■ Problem to solve: Extract the text of each entry below exactly, leaving every image behind.

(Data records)
□ □ □ □

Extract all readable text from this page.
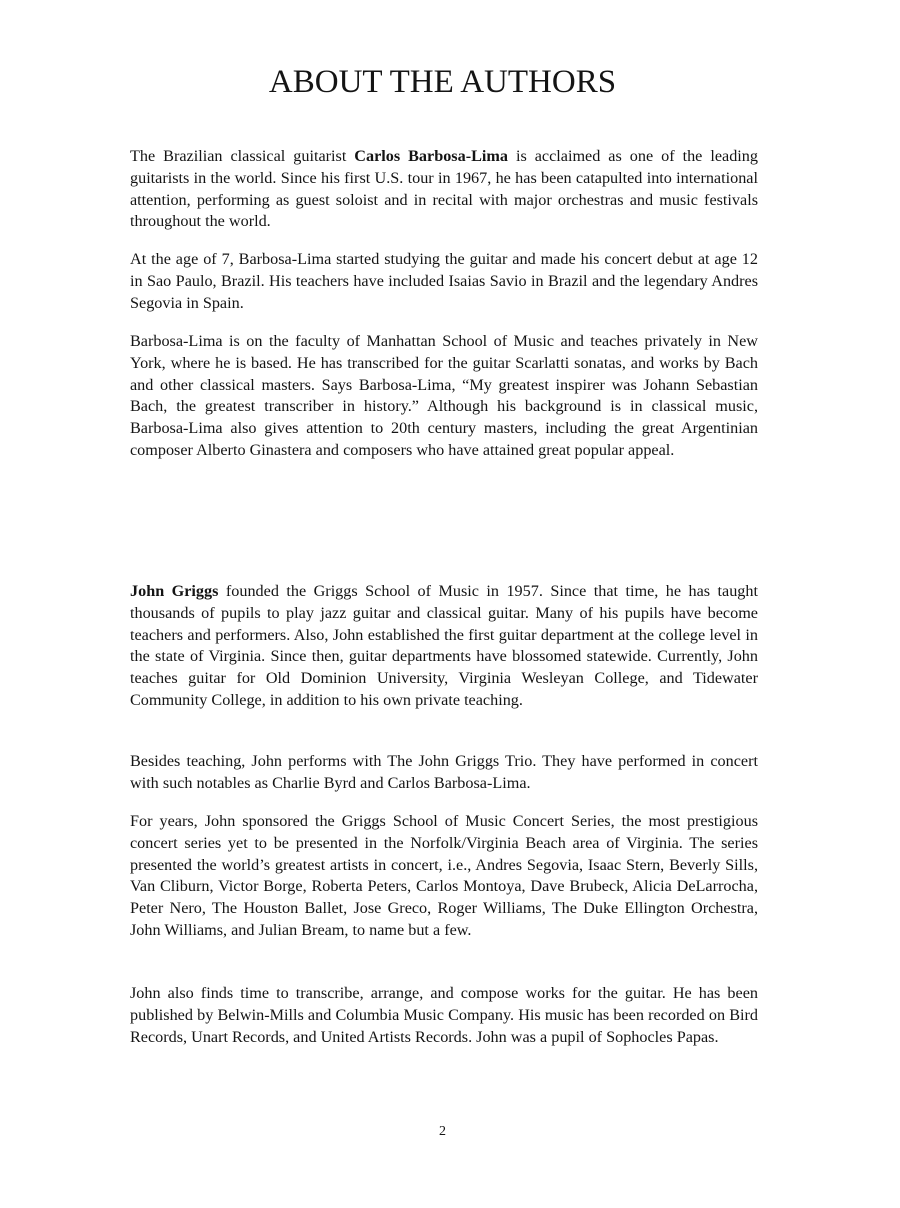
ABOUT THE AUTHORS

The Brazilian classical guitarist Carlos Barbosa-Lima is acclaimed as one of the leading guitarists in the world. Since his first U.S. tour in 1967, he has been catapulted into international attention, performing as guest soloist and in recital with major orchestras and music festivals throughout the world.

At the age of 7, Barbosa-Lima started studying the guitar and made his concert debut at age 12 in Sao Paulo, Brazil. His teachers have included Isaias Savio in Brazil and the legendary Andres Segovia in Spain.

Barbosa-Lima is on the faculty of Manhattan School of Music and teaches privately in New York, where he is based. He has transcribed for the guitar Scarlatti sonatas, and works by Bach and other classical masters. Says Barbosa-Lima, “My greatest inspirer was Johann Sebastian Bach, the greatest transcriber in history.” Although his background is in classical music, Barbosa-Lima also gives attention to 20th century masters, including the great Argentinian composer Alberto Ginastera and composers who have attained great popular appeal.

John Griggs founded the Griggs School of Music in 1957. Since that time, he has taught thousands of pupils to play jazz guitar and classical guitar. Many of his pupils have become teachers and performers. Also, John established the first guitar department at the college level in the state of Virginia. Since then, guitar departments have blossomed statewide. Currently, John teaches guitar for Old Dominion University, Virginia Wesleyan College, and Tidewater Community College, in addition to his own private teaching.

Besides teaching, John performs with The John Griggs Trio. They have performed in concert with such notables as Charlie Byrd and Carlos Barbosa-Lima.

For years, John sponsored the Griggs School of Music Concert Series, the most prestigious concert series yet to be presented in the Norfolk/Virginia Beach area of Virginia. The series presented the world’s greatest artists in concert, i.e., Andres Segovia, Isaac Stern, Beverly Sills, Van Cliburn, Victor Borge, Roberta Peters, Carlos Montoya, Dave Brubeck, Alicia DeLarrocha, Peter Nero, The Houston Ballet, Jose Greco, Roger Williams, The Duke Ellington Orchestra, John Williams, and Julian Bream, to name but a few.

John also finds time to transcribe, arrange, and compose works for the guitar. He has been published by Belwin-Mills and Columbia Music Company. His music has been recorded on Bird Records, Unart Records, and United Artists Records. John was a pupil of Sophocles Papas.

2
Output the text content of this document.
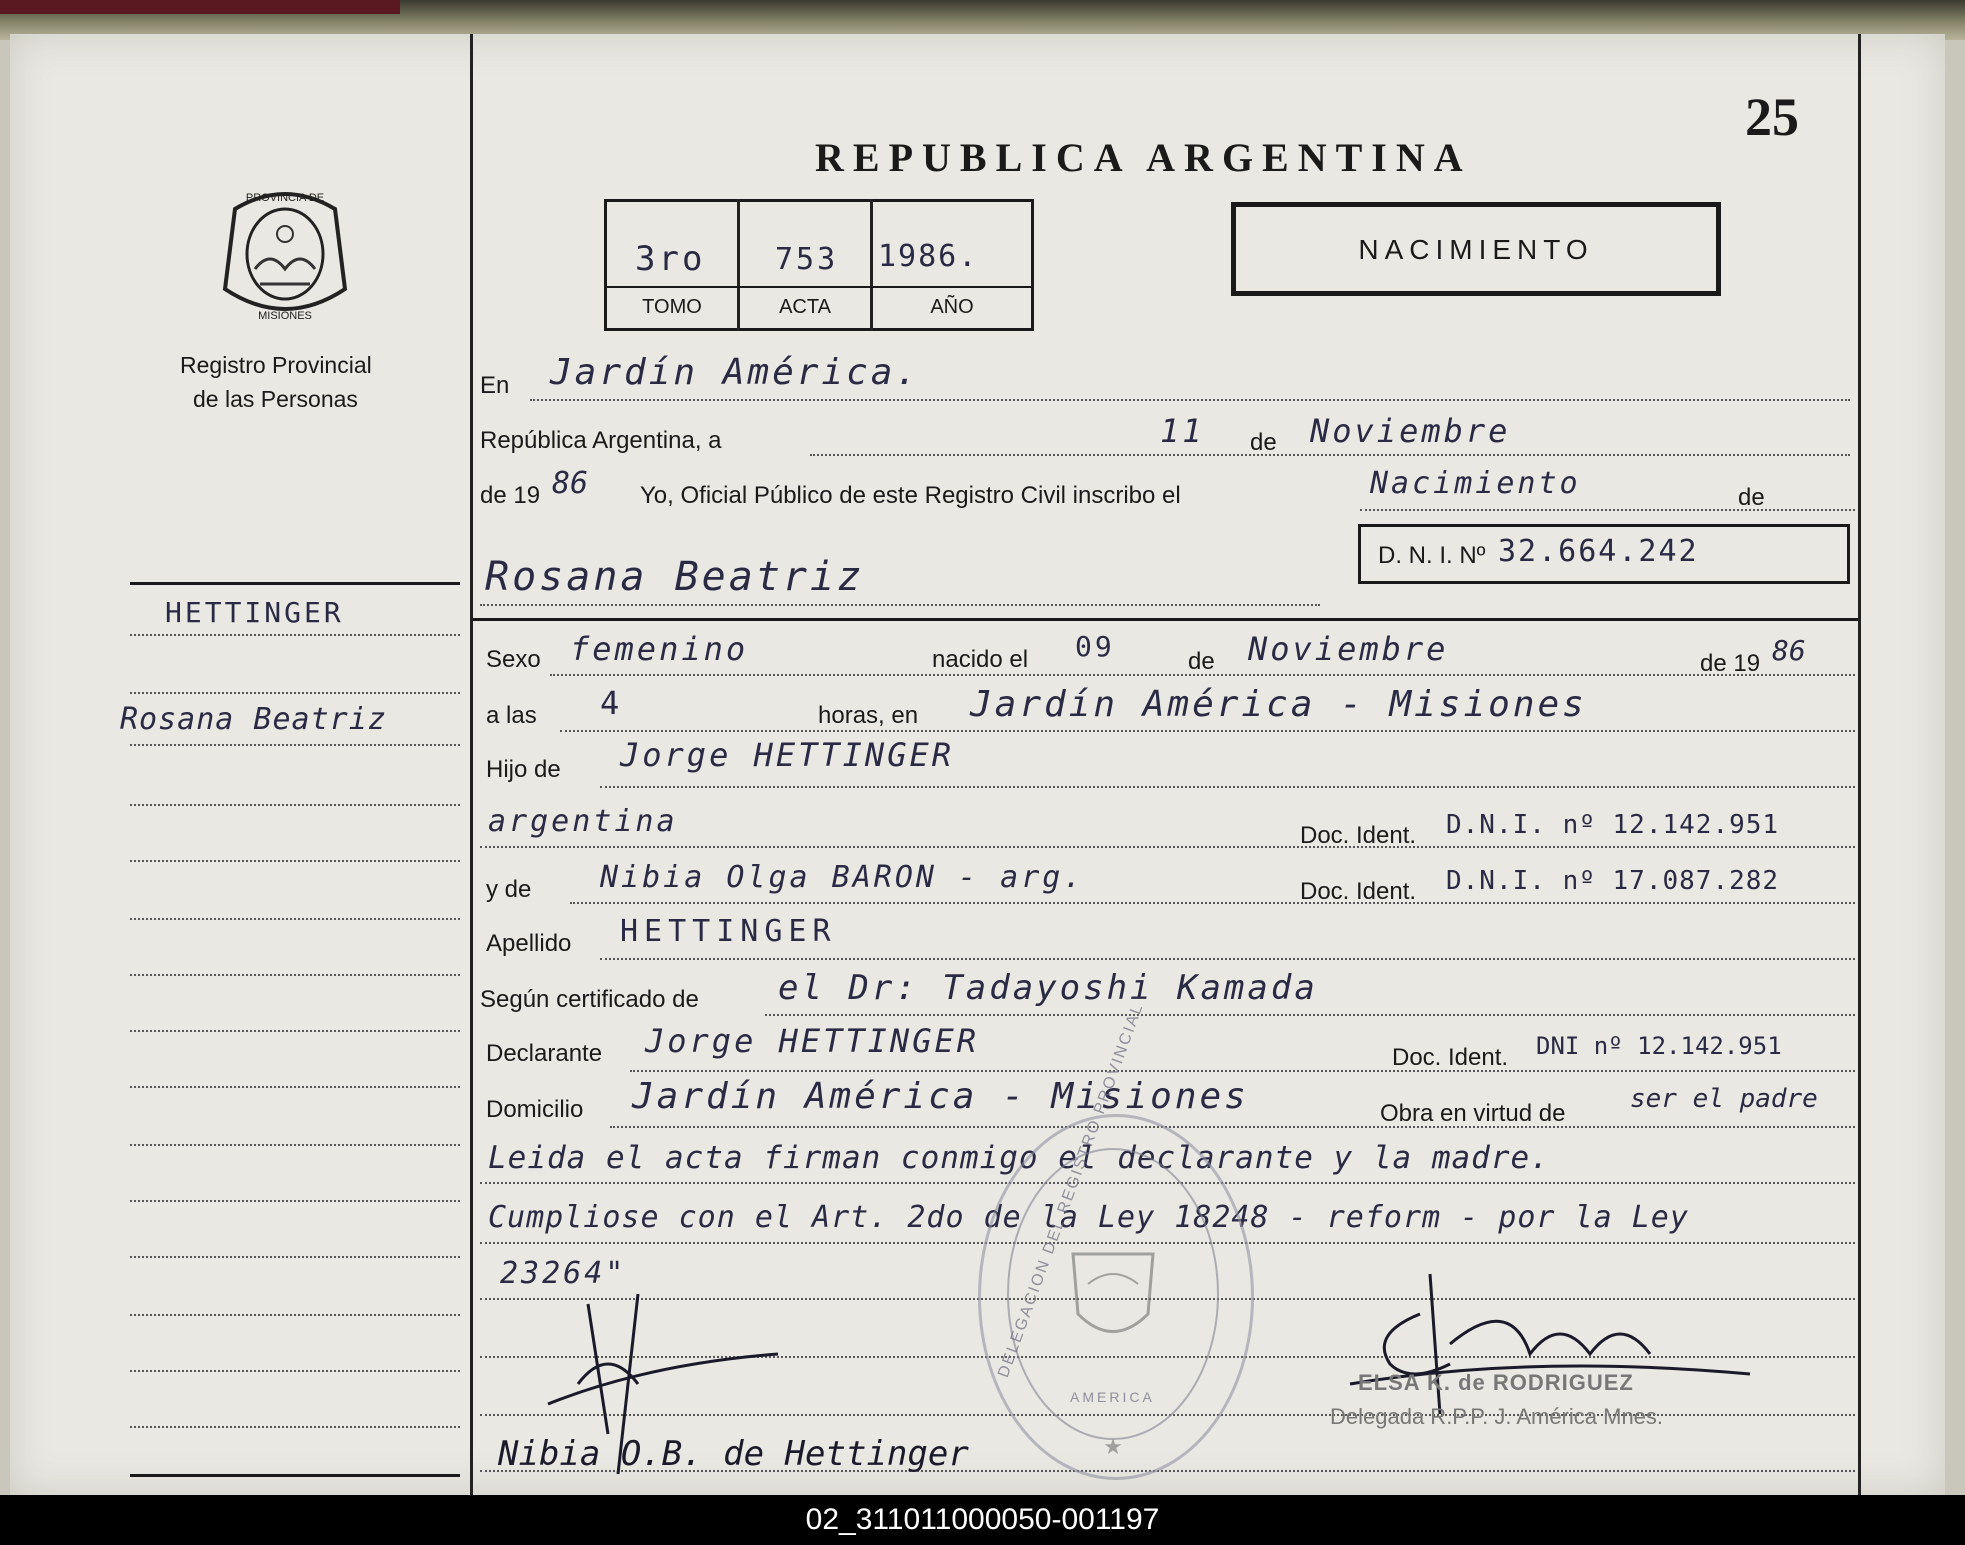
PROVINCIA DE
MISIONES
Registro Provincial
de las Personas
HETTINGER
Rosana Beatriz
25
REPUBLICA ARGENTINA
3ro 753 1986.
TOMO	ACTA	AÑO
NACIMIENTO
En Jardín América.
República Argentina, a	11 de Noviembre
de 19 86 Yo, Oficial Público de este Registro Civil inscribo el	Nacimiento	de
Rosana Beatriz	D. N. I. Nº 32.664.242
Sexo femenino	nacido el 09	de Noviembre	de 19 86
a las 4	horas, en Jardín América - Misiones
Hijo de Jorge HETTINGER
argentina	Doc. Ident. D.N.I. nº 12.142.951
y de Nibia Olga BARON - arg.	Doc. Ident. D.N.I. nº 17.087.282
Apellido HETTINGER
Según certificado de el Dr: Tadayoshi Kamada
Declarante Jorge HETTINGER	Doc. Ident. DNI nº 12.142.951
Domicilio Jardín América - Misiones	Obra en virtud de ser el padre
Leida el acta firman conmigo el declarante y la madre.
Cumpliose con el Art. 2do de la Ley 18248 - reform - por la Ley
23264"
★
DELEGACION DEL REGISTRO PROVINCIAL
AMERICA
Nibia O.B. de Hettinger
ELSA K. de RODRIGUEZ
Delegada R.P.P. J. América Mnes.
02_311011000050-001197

□ □ □ □

■ Answer to this task:
Extract all readable text from this page.
ABOUT THE AUTHORS

The Brazilian classical guitarist Carlos Barbosa-Lima is acclaimed as one of the leading guitarists in the world. Since his first U.S. tour in 1967, he has been catapulted into international attention, performing as guest soloist and in recital with major orchestras and music festivals throughout the world.

At the age of 7, Barbosa-Lima started studying the guitar and made his concert debut at age 12 in Sao Paulo, Brazil. His teachers have included Isaias Savio in Brazil and the legendary Andres Segovia in Spain.

Barbosa-Lima is on the faculty of Manhattan School of Music and teaches privately in New York, where he is based. He has transcribed for the guitar Scarlatti sonatas, and works by Bach and other classical masters. Says Barbosa-Lima, “My greatest inspirer was Johann Sebastian Bach, the greatest transcriber in history.” Although his background is in classical music, Barbosa-Lima also gives attention to 20th century masters, including the great Argentinian composer Alberto Ginastera and composers who have attained great popular appeal.

John Griggs founded the Griggs School of Music in 1957. Since that time, he has taught thousands of pupils to play jazz guitar and classical guitar. Many of his pupils have become teachers and performers. Also, John established the first guitar department at the college level in the state of Virginia. Since then, guitar departments have blossomed statewide. Currently, John teaches guitar for Old Dominion University, Virginia Wesleyan College, and Tidewater Community College, in addition to his own private teaching.

Besides teaching, John performs with The John Griggs Trio. They have performed in concert with such notables as Charlie Byrd and Carlos Barbosa-Lima.

For years, John sponsored the Griggs School of Music Concert Series, the most prestigious concert series yet to be presented in the Norfolk/Virginia Beach area of Virginia. The series presented the world’s greatest artists in concert, i.e., Andres Segovia, Isaac Stern, Beverly Sills, Van Cliburn, Victor Borge, Roberta Peters, Carlos Montoya, Dave Brubeck, Alicia DeLarrocha, Peter Nero, The Houston Ballet, Jose Greco, Roger Williams, The Duke Ellington Orchestra, John Williams, and Julian Bream, to name but a few.

John also finds time to transcribe, arrange, and compose works for the guitar. He has been published by Belwin-Mills and Columbia Music Company. His music has been recorded on Bird Records, Unart Records, and United Artists Records. John was a pupil of Sophocles Papas.

2
Output the text content of this document.
PROVINCIA DE
MISIONES
Registro Provincial
de las Personas
HETTINGER
Rosana Beatriz
25
REPUBLICA ARGENTINA
3ro 753 1986.
TOMO	ACTA	AÑO
NACIMIENTO
En Jardín América.
República Argentina, a	11 de Noviembre
de 19 86 Yo, Oficial Público de este Registro Civil inscribo el	Nacimiento	de
Rosana Beatriz	D. N. I. Nº 32.664.242
Sexo femenino	nacido el 09	de Noviembre	de 19 86
a las 4	horas, en Jardín América - Misiones
Hijo de Jorge HETTINGER
argentina	Doc. Ident. D.N.I. nº 12.142.951
y de Nibia Olga BARON - arg.	Doc. Ident. D.N.I. nº 17.087.282
Apellido HETTINGER
Según certificado de el Dr: Tadayoshi Kamada
Declarante Jorge HETTINGER	Doc. Ident. DNI nº 12.142.951
Domicilio Jardín América - Misiones	Obra en virtud de ser el padre
Leida el acta firman conmigo el declarante y la madre.
Cumpliose con el Art. 2do de la Ley 18248 - reform - por la Ley
23264"
★
DELEGACION DEL REGISTRO PROVINCIAL
AMERICA
Nibia O.B. de Hettinger
ELSA K. de RODRIGUEZ
Delegada R.P.P. J. América Mnes.
02_311011000050-001197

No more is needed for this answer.